▶ _Objective_: Copy out each line exactly as it appears.

____________

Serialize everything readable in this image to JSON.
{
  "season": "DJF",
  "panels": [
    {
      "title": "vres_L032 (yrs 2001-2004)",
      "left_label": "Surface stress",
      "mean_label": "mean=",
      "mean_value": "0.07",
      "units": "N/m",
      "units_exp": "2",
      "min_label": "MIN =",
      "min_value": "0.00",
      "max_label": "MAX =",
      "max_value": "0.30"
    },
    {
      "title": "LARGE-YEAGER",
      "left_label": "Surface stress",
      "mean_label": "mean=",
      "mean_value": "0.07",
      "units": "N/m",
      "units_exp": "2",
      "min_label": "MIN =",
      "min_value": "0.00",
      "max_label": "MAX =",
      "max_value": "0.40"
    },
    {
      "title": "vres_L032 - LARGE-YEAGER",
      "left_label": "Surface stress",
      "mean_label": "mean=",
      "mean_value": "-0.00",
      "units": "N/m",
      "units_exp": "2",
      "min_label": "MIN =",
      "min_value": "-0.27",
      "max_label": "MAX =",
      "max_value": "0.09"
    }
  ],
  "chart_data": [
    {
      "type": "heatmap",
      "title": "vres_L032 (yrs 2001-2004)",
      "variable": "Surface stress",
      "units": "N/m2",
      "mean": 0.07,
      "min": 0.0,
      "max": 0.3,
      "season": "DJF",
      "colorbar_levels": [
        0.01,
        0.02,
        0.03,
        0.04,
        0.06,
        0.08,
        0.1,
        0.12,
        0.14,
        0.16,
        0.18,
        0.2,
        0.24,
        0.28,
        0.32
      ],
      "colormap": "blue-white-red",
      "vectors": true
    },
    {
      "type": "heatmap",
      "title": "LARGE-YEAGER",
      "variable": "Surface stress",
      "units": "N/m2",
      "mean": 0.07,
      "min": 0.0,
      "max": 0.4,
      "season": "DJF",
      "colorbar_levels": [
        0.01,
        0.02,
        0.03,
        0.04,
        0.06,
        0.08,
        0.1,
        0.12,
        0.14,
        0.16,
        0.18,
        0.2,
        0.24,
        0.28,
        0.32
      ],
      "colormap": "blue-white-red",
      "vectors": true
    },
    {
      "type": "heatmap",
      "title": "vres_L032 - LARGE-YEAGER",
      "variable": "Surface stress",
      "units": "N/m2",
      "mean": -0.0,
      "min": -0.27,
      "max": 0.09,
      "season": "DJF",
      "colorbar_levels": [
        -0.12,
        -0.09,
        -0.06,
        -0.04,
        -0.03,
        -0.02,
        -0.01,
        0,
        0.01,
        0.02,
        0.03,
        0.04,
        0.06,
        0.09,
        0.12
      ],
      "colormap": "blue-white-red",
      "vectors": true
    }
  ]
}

____________

▶ _Answer to this problem_:
Serialize everything readable in this image to JSON.
{
  "season": "DJF",
  "panels": [
    {
      "title": "vres_L032 (yrs 2001-2004)",
      "left_label": "Surface stress",
      "mean_label": "mean=",
      "mean_value": "0.07",
      "units": "N/m",
      "units_exp": "2",
      "min_label": "MIN =",
      "min_value": "0.00",
      "max_label": "MAX =",
      "max_value": "0.30"
    },
    {
      "title": "LARGE-YEAGER",
      "left_label": "Surface stress",
      "mean_label": "mean=",
      "mean_value": "0.07",
      "units": "N/m",
      "units_exp": "2",
      "min_label": "MIN =",
      "min_value": "0.00",
      "max_label": "MAX =",
      "max_value": "0.40"
    },
    {
      "title": "vres_L032 - LARGE-YEAGER",
      "left_label": "Surface stress",
      "mean_label": "mean=",
      "mean_value": "-0.00",
      "units": "N/m",
      "units_exp": "2",
      "min_label": "MIN =",
      "min_value": "-0.27",
      "max_label": "MAX =",
      "max_value": "0.09"
    }
  ],
  "chart_data": [
    {
      "type": "heatmap",
      "title": "vres_L032 (yrs 2001-2004)",
      "variable": "Surface stress",
      "units": "N/m2",
      "mean": 0.07,
      "min": 0.0,
      "max": 0.3,
      "season": "DJF",
      "colorbar_levels": [
        0.01,
        0.02,
        0.03,
        0.04,
        0.06,
        0.08,
        0.1,
        0.12,
        0.14,
        0.16,
        0.18,
        0.2,
        0.24,
        0.28,
        0.32
      ],
      "colormap": "blue-white-red",
      "vectors": true
    },
    {
      "type": "heatmap",
      "title": "LARGE-YEAGER",
      "variable": "Surface stress",
      "units": "N/m2",
      "mean": 0.07,
      "min": 0.0,
      "max": 0.4,
      "season": "DJF",
      "colorbar_levels": [
        0.01,
        0.02,
        0.03,
        0.04,
        0.06,
        0.08,
        0.1,
        0.12,
        0.14,
        0.16,
        0.18,
        0.2,
        0.24,
        0.28,
        0.32
      ],
      "colormap": "blue-white-red",
      "vectors": true
    },
    {
      "type": "heatmap",
      "title": "vres_L032 - LARGE-YEAGER",
      "variable": "Surface stress",
      "units": "N/m2",
      "mean": -0.0,
      "min": -0.27,
      "max": 0.09,
      "season": "DJF",
      "colorbar_levels": [
        -0.12,
        -0.09,
        -0.06,
        -0.04,
        -0.03,
        -0.02,
        -0.01,
        0,
        0.01,
        0.02,
        0.03,
        0.04,
        0.06,
        0.09,
        0.12
      ],
      "colormap": "blue-white-red",
      "vectors": true
    }
  ]
}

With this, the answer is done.